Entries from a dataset
+++++

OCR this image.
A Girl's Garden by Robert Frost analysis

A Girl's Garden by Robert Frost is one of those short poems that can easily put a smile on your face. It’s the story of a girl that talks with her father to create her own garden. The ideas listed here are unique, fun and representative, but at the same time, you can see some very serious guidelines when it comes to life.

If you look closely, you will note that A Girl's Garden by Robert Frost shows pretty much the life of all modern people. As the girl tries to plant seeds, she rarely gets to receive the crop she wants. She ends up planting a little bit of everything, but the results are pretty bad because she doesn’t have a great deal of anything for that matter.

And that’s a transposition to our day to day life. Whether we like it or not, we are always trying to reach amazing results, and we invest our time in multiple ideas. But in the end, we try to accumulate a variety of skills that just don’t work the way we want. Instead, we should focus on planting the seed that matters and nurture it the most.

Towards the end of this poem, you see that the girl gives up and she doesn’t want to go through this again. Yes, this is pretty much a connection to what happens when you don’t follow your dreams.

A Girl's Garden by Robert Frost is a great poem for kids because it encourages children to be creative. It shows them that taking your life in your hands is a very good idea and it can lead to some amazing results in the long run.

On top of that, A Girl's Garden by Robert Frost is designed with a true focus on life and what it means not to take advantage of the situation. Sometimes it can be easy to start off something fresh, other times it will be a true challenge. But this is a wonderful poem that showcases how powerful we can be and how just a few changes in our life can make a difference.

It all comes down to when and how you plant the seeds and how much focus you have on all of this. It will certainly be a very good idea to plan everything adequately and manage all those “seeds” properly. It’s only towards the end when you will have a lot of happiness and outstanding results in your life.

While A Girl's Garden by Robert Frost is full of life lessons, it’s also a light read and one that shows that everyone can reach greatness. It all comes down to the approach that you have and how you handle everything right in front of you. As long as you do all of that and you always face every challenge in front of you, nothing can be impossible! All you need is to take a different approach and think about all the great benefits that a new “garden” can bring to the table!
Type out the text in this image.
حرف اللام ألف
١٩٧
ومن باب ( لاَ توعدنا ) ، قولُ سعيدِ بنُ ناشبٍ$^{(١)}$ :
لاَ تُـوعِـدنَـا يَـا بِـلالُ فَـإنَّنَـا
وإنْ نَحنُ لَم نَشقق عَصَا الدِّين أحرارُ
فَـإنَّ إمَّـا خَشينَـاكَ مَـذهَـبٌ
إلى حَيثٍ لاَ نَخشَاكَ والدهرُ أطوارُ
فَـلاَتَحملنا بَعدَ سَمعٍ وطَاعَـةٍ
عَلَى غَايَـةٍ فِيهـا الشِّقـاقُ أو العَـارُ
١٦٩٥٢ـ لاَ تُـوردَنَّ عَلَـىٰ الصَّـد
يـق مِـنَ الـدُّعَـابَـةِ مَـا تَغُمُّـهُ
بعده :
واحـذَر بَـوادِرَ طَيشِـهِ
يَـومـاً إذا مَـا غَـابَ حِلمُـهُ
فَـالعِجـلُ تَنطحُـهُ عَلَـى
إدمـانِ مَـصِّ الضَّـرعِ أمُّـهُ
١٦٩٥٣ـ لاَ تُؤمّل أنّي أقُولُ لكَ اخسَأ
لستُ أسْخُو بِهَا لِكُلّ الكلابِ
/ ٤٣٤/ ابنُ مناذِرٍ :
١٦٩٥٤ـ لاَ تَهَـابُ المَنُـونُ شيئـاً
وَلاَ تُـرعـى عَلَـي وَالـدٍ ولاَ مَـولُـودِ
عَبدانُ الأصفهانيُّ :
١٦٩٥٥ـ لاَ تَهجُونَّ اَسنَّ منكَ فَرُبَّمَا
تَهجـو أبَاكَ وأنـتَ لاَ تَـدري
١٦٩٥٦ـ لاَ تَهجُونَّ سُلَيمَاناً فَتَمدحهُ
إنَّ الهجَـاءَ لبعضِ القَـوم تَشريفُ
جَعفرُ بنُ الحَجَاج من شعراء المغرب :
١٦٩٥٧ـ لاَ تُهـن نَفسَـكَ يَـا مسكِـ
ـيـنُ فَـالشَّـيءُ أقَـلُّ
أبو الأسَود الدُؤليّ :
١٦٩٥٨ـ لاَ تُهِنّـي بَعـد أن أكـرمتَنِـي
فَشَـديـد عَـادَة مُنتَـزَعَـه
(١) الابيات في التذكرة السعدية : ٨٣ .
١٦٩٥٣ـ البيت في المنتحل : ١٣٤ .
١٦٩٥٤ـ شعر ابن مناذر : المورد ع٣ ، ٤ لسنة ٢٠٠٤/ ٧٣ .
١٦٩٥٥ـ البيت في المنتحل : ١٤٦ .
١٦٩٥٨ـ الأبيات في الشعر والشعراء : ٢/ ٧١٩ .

+++++

Extract each line holding the string "المنتحل".

١٦٩٥٣ـ البيت في المنتحل : ١٣٤ .
١٦٩٥٥ـ البيت في المنتحل : ١٤٦ .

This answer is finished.